-- begin --

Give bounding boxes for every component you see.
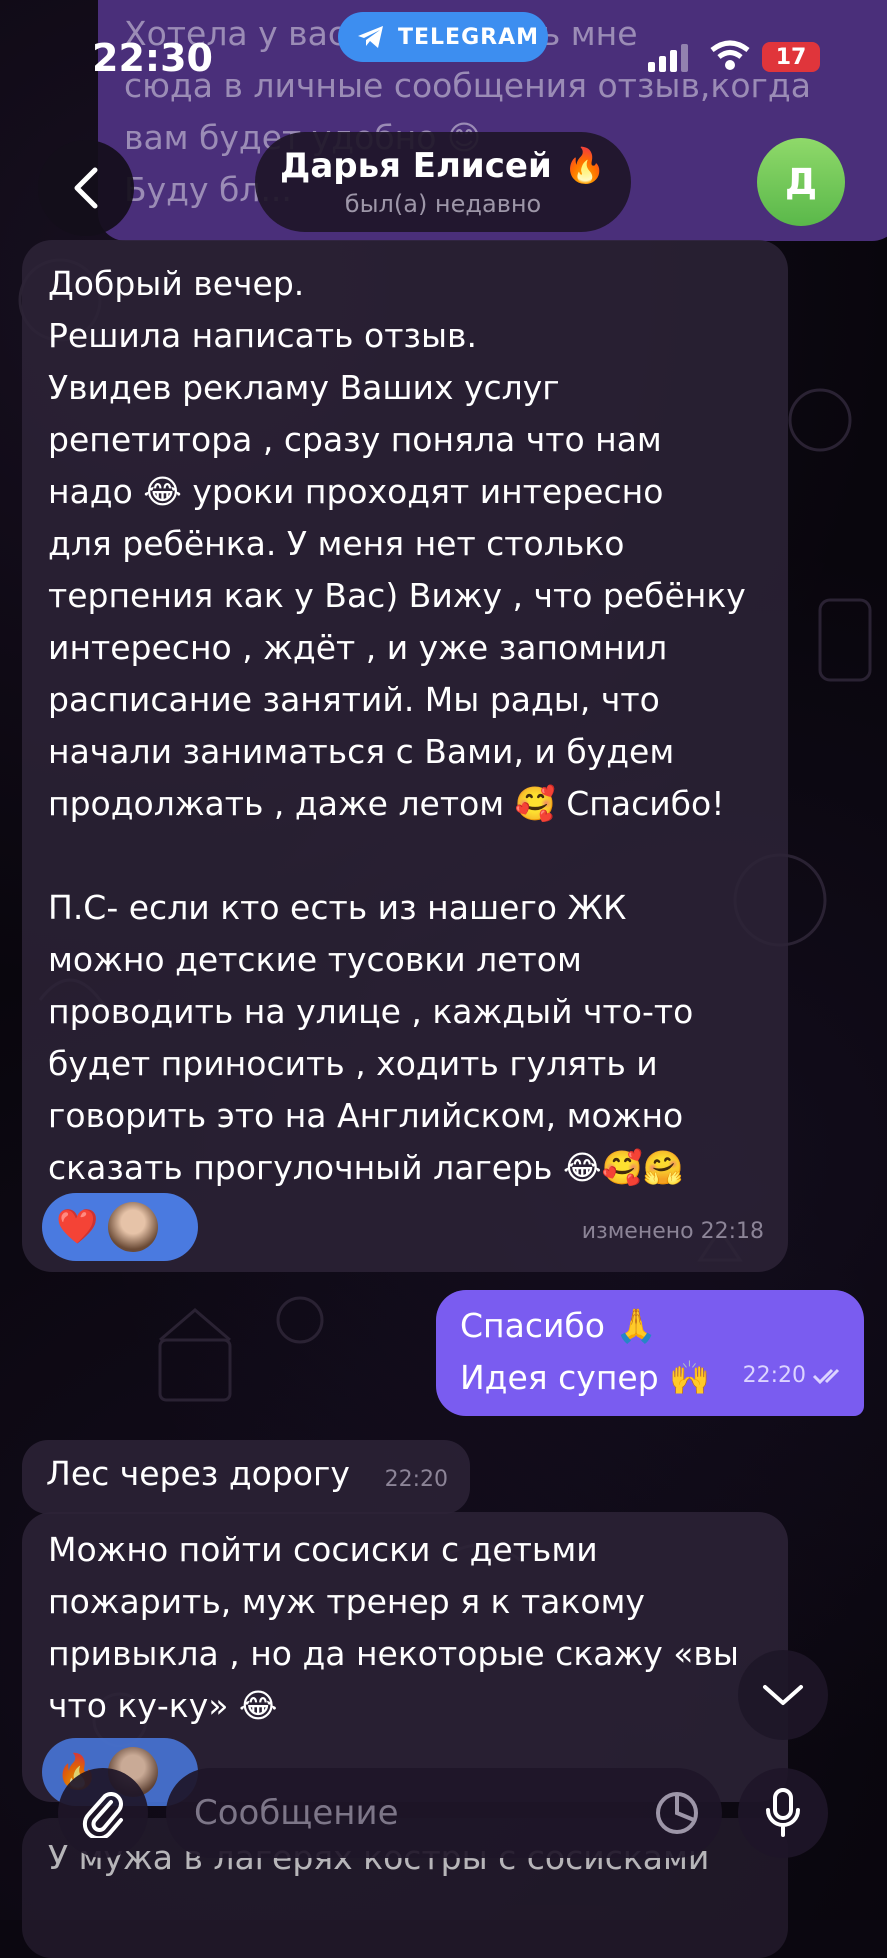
telegram-app-pill[interactable]: TELEGRAM xyxy=(338,12,548,62)
message-line: привыкла , но да некоторые скажу «вы xyxy=(48,1634,739,1673)
heart-reaction-icon: ❤️ xyxy=(56,1207,99,1247)
microphone-icon xyxy=(766,1788,800,1837)
contact-name: Дарья Елисей 🔥 xyxy=(280,146,606,186)
message-line: терпения как у Вас) Вижу , что ребёнку xyxy=(48,576,746,615)
chevron-down-icon xyxy=(763,1685,803,1705)
message-line: Можно пойти сосиски с детьми xyxy=(48,1530,598,1569)
message-bubble[interactable]: Спасибо 🙏 Идея супер 🙌 22:20 xyxy=(436,1290,864,1416)
double-check-icon xyxy=(812,1368,840,1385)
message-line: надо 😂 уроки проходят интересно xyxy=(48,472,664,511)
app-pill-label: TELEGRAM xyxy=(398,24,539,50)
voice-message-button[interactable] xyxy=(738,1768,828,1858)
message-meta: изменено 22:18 xyxy=(581,1219,764,1244)
telegram-icon xyxy=(358,26,383,48)
status-bar: 22:30 TELEGRAM 17 xyxy=(0,0,887,120)
message-bubble[interactable]: Добрый вечер. Решила написать отзыв. Уви… xyxy=(22,240,788,1272)
message-line: Лес через дорогу xyxy=(46,1454,350,1493)
message-input[interactable]: Сообщение xyxy=(166,1768,722,1858)
contact-status: был(а) недавно xyxy=(344,190,542,218)
message-line: расписание занятий. Мы рады, что xyxy=(48,680,660,719)
attach-button[interactable] xyxy=(58,1768,148,1858)
message-line: говорить это на Английском, можно xyxy=(48,1096,684,1135)
message-line: сказать прогулочный лагерь 😂🥰🤗 xyxy=(48,1148,684,1187)
status-time: 22:30 xyxy=(92,36,213,80)
chevron-left-icon xyxy=(74,167,98,209)
message-time: 22:20 xyxy=(384,1467,448,1492)
message-line: будет приносить , ходить гулять и xyxy=(48,1044,658,1083)
message-line: начали заниматься с Вами, и будем xyxy=(48,732,675,771)
signal-icon xyxy=(648,44,688,72)
reactor-avatar xyxy=(108,1202,159,1252)
wifi-icon xyxy=(710,40,750,70)
message-line: для ребёнка. У меня нет столько xyxy=(48,524,625,563)
message-line: Спасибо 🙏 xyxy=(460,1306,657,1345)
chat-title[interactable]: Дарья Елисей 🔥 был(а) недавно xyxy=(255,132,631,232)
message-line: Увидев рекламу Ваших услуг xyxy=(48,368,560,407)
scroll-down-button[interactable] xyxy=(738,1650,828,1740)
message-line: пожарить, муж тренер я к такому xyxy=(48,1582,645,1621)
message-line: П.С- если кто есть из нашего ЖК xyxy=(48,888,627,927)
message-status: 22:20 xyxy=(743,1350,846,1402)
message-line: можно детские тусовки летом xyxy=(48,940,582,979)
back-button[interactable] xyxy=(38,140,134,236)
message-bubble[interactable]: Лес через дорогу 22:20 xyxy=(22,1440,470,1514)
message-time: 22:20 xyxy=(742,1363,806,1388)
battery-indicator: 17 xyxy=(762,42,820,72)
reaction-pill[interactable]: ❤️ xyxy=(42,1193,198,1261)
message-line: репетитора , сразу поняла что нам xyxy=(48,420,662,459)
message-line: что ку-ку» 😂 xyxy=(48,1686,278,1725)
sticker-icon[interactable] xyxy=(654,1790,700,1836)
message-line: проводить на улице , каждый что-то xyxy=(48,992,694,1031)
message-line: продолжать , даже летом 🥰 Спасибо! xyxy=(48,784,725,823)
message-line: интересно , ждёт , и уже запомнил xyxy=(48,628,668,667)
message-input-placeholder: Сообщение xyxy=(194,1793,399,1833)
message-line: Добрый вечер. xyxy=(48,264,305,303)
message-line: Решила написать отзыв. xyxy=(48,316,477,355)
paperclip-icon xyxy=(82,1792,123,1838)
contact-avatar[interactable]: Д xyxy=(757,138,845,226)
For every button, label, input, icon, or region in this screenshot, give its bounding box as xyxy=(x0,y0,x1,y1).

-- end --

**EXERCISE OBJECTIVE:**
Put every line of the items above into a JSON list of strings, one string per line, skipping blank lines and leaving out the pictures.

**COMPLETE ANSWER:**
[
  "Give bounding boxes for every component you see.",
  "telegram-app-pill[interactable]: TELEGRAM xyxy=(338,12,548,62)",
  "message-line: привыкла , но да некоторые скажу «вы xyxy=(48,1634,739,1673)",
  "heart-reaction-icon: ❤️ xyxy=(56,1207,99,1247)",
  "microphone-icon xyxy=(766,1788,800,1837)",
  "contact-name: Дарья Елисей 🔥 xyxy=(280,146,606,186)",
  "message-line: терпения как у Вас) Вижу , что ребёнку xyxy=(48,576,746,615)",
  "chevron-down-icon xyxy=(763,1685,803,1705)",
  "message-line: Можно пойти сосиски с детьми xyxy=(48,1530,598,1569)",
  "message-bubble[interactable]: Спасибо 🙏 Идея супер 🙌 22:20 xyxy=(436,1290,864,1416)",
  "double-check-icon xyxy=(812,1368,840,1385)",
  "message-line: надо 😂 уроки проходят интересно xyxy=(48,472,664,511)",
  "app-pill-label: TELEGRAM xyxy=(398,24,539,50)",
  "voice-message-button[interactable] xyxy=(738,1768,828,1858)",
  "message-meta: изменено 22:18 xyxy=(581,1219,764,1244)",
  "telegram-icon xyxy=(358,26,383,48)",
  "status-bar: 22:30 TELEGRAM 17 xyxy=(0,0,887,120)",
  "message-bubble[interactable]: Добрый вечер. Решила написать отзыв. Уви… xyxy=(22,240,788,1272)",
  "message-line: Лес через дорогу xyxy=(46,1454,350,1493)",
  "message-input[interactable]: Сообщение xyxy=(166,1768,722,1858)",
  "contact-status: был(а) недавно xyxy=(344,190,542,218)",
  "message-line: расписание занятий. Мы рады, что xyxy=(48,680,660,719)",
  "attach-button[interactable] xyxy=(58,1768,148,1858)",
  "message-line: говорить это на Английском, можно xyxy=(48,1096,684,1135)",
  "message-line: сказать прогулочный лагерь 😂🥰🤗 xyxy=(48,1148,684,1187)",
  "status-time: 22:30 xyxy=(92,36,213,80)",
  "chevron-left-icon xyxy=(74,167,98,209)",
  "message-time: 22:20 xyxy=(384,1467,448,1492)",
  "message-line: будет приносить , ходить гулять и xyxy=(48,1044,658,1083)",
  "message-line: начали заниматься с Вами, и будем xyxy=(48,732,675,771)",
  "signal-icon xyxy=(648,44,688,72)",
  "reactor-avatar xyxy=(108,1202,159,1252)",
  "wifi-icon xyxy=(710,40,750,70)",
  "message-line: для ребёнка. У меня нет столько xyxy=(48,524,625,563)",
  "message-line: Спасибо 🙏 xyxy=(460,1306,657,1345)",
  "chat-title[interactable]: Дарья Елисей 🔥 был(а) недавно xyxy=(255,132,631,232)",
  "message-line: Увидев рекламу Ваших услуг xyxy=(48,368,560,407)",
  "scroll-down-button[interactable] xyxy=(738,1650,828,1740)",
  "message-line: пожарить, муж тренер я к такому xyxy=(48,1582,645,1621)",
  "message-line: П.С- если кто есть из нашего ЖК xyxy=(48,888,627,927)",
  "message-status: 22:20 xyxy=(743,1350,846,1402)",
  "message-line: можно детские тусовки летом xyxy=(48,940,582,979)",
  "back-button[interactable] xyxy=(38,140,134,236)",
  "message-bubble[interactable]: Лес через дорогу 22:20 xyxy=(22,1440,470,1514)",
  "message-time: 22:20 xyxy=(742,1363,806,1388)",
  "battery-indicator: 17 xyxy=(762,42,820,72)",
  "reaction-pill[interactable]: ❤️ xyxy=(42,1193,198,1261)",
  "message-line: репетитора , сразу поняла что нам xyxy=(48,420,662,459)",
  "message-line: что ку-ку» 😂 xyxy=(48,1686,278,1725)",
  "sticker-icon[interactable] xyxy=(654,1790,700,1836)",
  "message-line: проводить на улице , каждый что-то xyxy=(48,992,694,1031)",
  "message-line: продолжать , даже летом 🥰 Спасибо! xyxy=(48,784,725,823)",
  "message-line: интересно , ждёт , и уже запомнил xyxy=(48,628,668,667)",
  "message-input-placeholder: Сообщение xyxy=(194,1793,399,1833)",
  "message-line: Добрый вечер. xyxy=(48,264,305,303)",
  "message-line: Решила написать отзыв. xyxy=(48,316,477,355)",
  "paperclip-icon xyxy=(82,1792,123,1838)",
  "contact-avatar[interactable]: Д xyxy=(757,138,845,226)",
  "For every button, label, input, icon, or region in this screenshot, give its bounding box as xyxy=(x0,y0,x1,y1)."
]